Stored items
------------------------

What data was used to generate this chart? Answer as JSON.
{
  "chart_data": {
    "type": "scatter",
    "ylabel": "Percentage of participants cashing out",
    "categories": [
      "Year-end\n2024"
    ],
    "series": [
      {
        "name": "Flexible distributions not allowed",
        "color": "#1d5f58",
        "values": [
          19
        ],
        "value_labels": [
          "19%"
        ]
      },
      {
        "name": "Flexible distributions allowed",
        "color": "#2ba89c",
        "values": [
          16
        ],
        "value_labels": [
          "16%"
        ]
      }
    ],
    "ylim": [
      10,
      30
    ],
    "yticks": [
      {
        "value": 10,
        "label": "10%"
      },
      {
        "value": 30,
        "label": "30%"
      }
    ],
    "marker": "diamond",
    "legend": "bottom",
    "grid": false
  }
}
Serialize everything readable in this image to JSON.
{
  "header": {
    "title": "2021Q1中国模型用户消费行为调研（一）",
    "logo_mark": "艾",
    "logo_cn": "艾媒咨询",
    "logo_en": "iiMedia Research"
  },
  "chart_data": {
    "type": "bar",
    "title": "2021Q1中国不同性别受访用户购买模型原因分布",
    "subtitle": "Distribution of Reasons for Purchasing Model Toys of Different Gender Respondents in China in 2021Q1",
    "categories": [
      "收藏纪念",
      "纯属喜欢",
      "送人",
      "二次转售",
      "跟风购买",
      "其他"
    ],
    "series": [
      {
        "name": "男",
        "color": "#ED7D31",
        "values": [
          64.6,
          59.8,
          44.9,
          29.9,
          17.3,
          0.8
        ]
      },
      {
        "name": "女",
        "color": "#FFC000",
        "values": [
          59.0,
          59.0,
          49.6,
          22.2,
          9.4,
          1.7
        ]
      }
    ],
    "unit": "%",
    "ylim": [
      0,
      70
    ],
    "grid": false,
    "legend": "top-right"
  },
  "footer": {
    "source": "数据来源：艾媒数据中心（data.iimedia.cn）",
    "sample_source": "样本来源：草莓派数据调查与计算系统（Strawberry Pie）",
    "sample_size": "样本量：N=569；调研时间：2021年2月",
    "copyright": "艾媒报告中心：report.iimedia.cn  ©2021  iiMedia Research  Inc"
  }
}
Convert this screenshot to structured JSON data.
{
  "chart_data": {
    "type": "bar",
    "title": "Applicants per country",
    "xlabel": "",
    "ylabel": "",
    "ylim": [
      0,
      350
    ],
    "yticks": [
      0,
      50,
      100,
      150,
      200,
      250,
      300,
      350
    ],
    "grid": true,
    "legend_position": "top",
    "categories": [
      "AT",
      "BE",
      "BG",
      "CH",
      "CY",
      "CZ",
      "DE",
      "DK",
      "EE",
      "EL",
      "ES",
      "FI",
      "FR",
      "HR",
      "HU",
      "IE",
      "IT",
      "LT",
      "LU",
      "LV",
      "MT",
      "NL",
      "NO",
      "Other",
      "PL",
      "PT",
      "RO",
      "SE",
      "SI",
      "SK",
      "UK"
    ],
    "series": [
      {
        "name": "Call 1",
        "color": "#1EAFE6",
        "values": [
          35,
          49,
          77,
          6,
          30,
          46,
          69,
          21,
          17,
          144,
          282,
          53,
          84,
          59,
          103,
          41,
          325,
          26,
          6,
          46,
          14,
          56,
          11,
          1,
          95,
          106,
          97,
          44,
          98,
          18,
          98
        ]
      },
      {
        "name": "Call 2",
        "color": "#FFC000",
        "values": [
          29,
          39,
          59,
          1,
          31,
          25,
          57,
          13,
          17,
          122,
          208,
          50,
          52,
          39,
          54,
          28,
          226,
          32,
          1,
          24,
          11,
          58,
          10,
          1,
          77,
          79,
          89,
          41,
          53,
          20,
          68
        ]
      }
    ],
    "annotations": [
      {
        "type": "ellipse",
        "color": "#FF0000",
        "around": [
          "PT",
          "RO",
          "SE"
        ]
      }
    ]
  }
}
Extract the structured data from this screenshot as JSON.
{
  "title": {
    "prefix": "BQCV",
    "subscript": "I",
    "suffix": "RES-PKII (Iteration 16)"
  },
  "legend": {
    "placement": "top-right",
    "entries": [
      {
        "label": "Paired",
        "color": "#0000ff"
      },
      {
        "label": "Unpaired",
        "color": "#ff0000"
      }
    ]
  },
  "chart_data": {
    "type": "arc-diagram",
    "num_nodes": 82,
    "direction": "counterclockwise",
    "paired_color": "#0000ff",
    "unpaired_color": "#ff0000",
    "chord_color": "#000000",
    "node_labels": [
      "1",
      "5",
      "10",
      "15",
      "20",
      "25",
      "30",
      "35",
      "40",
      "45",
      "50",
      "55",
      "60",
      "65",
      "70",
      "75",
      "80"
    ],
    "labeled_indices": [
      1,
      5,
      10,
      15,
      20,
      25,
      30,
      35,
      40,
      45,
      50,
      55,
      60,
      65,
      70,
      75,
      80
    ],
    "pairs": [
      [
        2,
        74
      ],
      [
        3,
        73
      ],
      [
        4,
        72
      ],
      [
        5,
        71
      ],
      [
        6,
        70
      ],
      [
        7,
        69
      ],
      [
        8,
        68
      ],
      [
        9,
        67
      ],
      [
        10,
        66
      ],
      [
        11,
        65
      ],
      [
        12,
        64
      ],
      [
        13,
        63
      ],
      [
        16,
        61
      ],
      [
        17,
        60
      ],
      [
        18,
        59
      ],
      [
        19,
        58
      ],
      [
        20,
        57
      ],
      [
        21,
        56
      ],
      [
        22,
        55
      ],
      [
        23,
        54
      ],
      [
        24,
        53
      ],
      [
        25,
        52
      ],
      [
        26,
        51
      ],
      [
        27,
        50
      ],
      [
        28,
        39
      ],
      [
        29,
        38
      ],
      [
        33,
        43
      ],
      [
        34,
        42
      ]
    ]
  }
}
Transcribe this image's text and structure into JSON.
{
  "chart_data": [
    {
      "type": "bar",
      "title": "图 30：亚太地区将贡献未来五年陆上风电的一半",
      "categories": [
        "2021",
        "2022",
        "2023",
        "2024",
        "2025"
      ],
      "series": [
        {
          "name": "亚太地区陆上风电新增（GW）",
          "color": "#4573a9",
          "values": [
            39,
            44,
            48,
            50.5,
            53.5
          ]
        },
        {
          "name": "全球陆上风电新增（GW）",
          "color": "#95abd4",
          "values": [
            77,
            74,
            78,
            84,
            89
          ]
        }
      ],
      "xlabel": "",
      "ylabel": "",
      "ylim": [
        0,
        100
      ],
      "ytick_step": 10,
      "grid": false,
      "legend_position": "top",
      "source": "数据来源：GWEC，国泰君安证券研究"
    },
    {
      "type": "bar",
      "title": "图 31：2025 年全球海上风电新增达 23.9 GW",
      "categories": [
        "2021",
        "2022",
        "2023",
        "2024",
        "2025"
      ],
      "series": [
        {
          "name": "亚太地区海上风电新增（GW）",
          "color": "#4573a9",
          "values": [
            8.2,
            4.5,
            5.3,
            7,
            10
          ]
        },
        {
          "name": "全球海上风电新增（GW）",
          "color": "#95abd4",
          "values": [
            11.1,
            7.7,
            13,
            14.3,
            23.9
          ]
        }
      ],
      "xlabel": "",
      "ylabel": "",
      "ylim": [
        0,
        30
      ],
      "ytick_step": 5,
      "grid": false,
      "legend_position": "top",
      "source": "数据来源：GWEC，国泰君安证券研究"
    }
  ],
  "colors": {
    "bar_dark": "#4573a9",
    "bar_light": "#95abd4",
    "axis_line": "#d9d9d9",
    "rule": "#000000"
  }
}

------------------------

Give the listing again, word for word.

What data was used to generate this chart? Answer as JSON.
{
  "chart_data": {
    "type": "scatter",
    "ylabel": "Percentage of participants cashing out",
    "categories": [
      "Year-end\n2024"
    ],
    "series": [
      {
        "name": "Flexible distributions not allowed",
        "color": "#1d5f58",
        "values": [
          19
        ],
        "value_labels": [
          "19%"
        ]
      },
      {
        "name": "Flexible distributions allowed",
        "color": "#2ba89c",
        "values": [
          16
        ],
        "value_labels": [
          "16%"
        ]
      }
    ],
    "ylim": [
      10,
      30
    ],
    "yticks": [
      {
        "value": 10,
        "label": "10%"
      },
      {
        "value": 30,
        "label": "30%"
      }
    ],
    "marker": "diamond",
    "legend": "bottom",
    "grid": false
  }
}
Serialize everything readable in this image to JSON.
{
  "header": {
    "title": "2021Q1中国模型用户消费行为调研（一）",
    "logo_mark": "艾",
    "logo_cn": "艾媒咨询",
    "logo_en": "iiMedia Research"
  },
  "chart_data": {
    "type": "bar",
    "title": "2021Q1中国不同性别受访用户购买模型原因分布",
    "subtitle": "Distribution of Reasons for Purchasing Model Toys of Different Gender Respondents in China in 2021Q1",
    "categories": [
      "收藏纪念",
      "纯属喜欢",
      "送人",
      "二次转售",
      "跟风购买",
      "其他"
    ],
    "series": [
      {
        "name": "男",
        "color": "#ED7D31",
        "values": [
          64.6,
          59.8,
          44.9,
          29.9,
          17.3,
          0.8
        ]
      },
      {
        "name": "女",
        "color": "#FFC000",
        "values": [
          59.0,
          59.0,
          49.6,
          22.2,
          9.4,
          1.7
        ]
      }
    ],
    "unit": "%",
    "ylim": [
      0,
      70
    ],
    "grid": false,
    "legend": "top-right"
  },
  "footer": {
    "source": "数据来源：艾媒数据中心（data.iimedia.cn）",
    "sample_source": "样本来源：草莓派数据调查与计算系统（Strawberry Pie）",
    "sample_size": "样本量：N=569；调研时间：2021年2月",
    "copyright": "艾媒报告中心：report.iimedia.cn  ©2021  iiMedia Research  Inc"
  }
}
Convert this screenshot to structured JSON data.
{
  "chart_data": {
    "type": "bar",
    "title": "Applicants per country",
    "xlabel": "",
    "ylabel": "",
    "ylim": [
      0,
      350
    ],
    "yticks": [
      0,
      50,
      100,
      150,
      200,
      250,
      300,
      350
    ],
    "grid": true,
    "legend_position": "top",
    "categories": [
      "AT",
      "BE",
      "BG",
      "CH",
      "CY",
      "CZ",
      "DE",
      "DK",
      "EE",
      "EL",
      "ES",
      "FI",
      "FR",
      "HR",
      "HU",
      "IE",
      "IT",
      "LT",
      "LU",
      "LV",
      "MT",
      "NL",
      "NO",
      "Other",
      "PL",
      "PT",
      "RO",
      "SE",
      "SI",
      "SK",
      "UK"
    ],
    "series": [
      {
        "name": "Call 1",
        "color": "#1EAFE6",
        "values": [
          35,
          49,
          77,
          6,
          30,
          46,
          69,
          21,
          17,
          144,
          282,
          53,
          84,
          59,
          103,
          41,
          325,
          26,
          6,
          46,
          14,
          56,
          11,
          1,
          95,
          106,
          97,
          44,
          98,
          18,
          98
        ]
      },
      {
        "name": "Call 2",
        "color": "#FFC000",
        "values": [
          29,
          39,
          59,
          1,
          31,
          25,
          57,
          13,
          17,
          122,
          208,
          50,
          52,
          39,
          54,
          28,
          226,
          32,
          1,
          24,
          11,
          58,
          10,
          1,
          77,
          79,
          89,
          41,
          53,
          20,
          68
        ]
      }
    ],
    "annotations": [
      {
        "type": "ellipse",
        "color": "#FF0000",
        "around": [
          "PT",
          "RO",
          "SE"
        ]
      }
    ]
  }
}
Extract the structured data from this screenshot as JSON.
{
  "title": {
    "prefix": "BQCV",
    "subscript": "I",
    "suffix": "RES-PKII (Iteration 16)"
  },
  "legend": {
    "placement": "top-right",
    "entries": [
      {
        "label": "Paired",
        "color": "#0000ff"
      },
      {
        "label": "Unpaired",
        "color": "#ff0000"
      }
    ]
  },
  "chart_data": {
    "type": "arc-diagram",
    "num_nodes": 82,
    "direction": "counterclockwise",
    "paired_color": "#0000ff",
    "unpaired_color": "#ff0000",
    "chord_color": "#000000",
    "node_labels": [
      "1",
      "5",
      "10",
      "15",
      "20",
      "25",
      "30",
      "35",
      "40",
      "45",
      "50",
      "55",
      "60",
      "65",
      "70",
      "75",
      "80"
    ],
    "labeled_indices": [
      1,
      5,
      10,
      15,
      20,
      25,
      30,
      35,
      40,
      45,
      50,
      55,
      60,
      65,
      70,
      75,
      80
    ],
    "pairs": [
      [
        2,
        74
      ],
      [
        3,
        73
      ],
      [
        4,
        72
      ],
      [
        5,
        71
      ],
      [
        6,
        70
      ],
      [
        7,
        69
      ],
      [
        8,
        68
      ],
      [
        9,
        67
      ],
      [
        10,
        66
      ],
      [
        11,
        65
      ],
      [
        12,
        64
      ],
      [
        13,
        63
      ],
      [
        16,
        61
      ],
      [
        17,
        60
      ],
      [
        18,
        59
      ],
      [
        19,
        58
      ],
      [
        20,
        57
      ],
      [
        21,
        56
      ],
      [
        22,
        55
      ],
      [
        23,
        54
      ],
      [
        24,
        53
      ],
      [
        25,
        52
      ],
      [
        26,
        51
      ],
      [
        27,
        50
      ],
      [
        28,
        39
      ],
      [
        29,
        38
      ],
      [
        33,
        43
      ],
      [
        34,
        42
      ]
    ]
  }
}
Transcribe this image's text and structure into JSON.
{
  "chart_data": [
    {
      "type": "bar",
      "title": "图 30：亚太地区将贡献未来五年陆上风电的一半",
      "categories": [
        "2021",
        "2022",
        "2023",
        "2024",
        "2025"
      ],
      "series": [
        {
          "name": "亚太地区陆上风电新增（GW）",
          "color": "#4573a9",
          "values": [
            39,
            44,
            48,
            50.5,
            53.5
          ]
        },
        {
          "name": "全球陆上风电新增（GW）",
          "color": "#95abd4",
          "values": [
            77,
            74,
            78,
            84,
            89
          ]
        }
      ],
      "xlabel": "",
      "ylabel": "",
      "ylim": [
        0,
        100
      ],
      "ytick_step": 10,
      "grid": false,
      "legend_position": "top",
      "source": "数据来源：GWEC，国泰君安证券研究"
    },
    {
      "type": "bar",
      "title": "图 31：2025 年全球海上风电新增达 23.9 GW",
      "categories": [
        "2021",
        "2022",
        "2023",
        "2024",
        "2025"
      ],
      "series": [
        {
          "name": "亚太地区海上风电新增（GW）",
          "color": "#4573a9",
          "values": [
            8.2,
            4.5,
            5.3,
            7,
            10
          ]
        },
        {
          "name": "全球海上风电新增（GW）",
          "color": "#95abd4",
          "values": [
            11.1,
            7.7,
            13,
            14.3,
            23.9
          ]
        }
      ],
      "xlabel": "",
      "ylabel": "",
      "ylim": [
        0,
        30
      ],
      "ytick_step": 5,
      "grid": false,
      "legend_position": "top",
      "source": "数据来源：GWEC，国泰君安证券研究"
    }
  ],
  "colors": {
    "bar_dark": "#4573a9",
    "bar_light": "#95abd4",
    "axis_line": "#d9d9d9",
    "rule": "#000000"
  }
}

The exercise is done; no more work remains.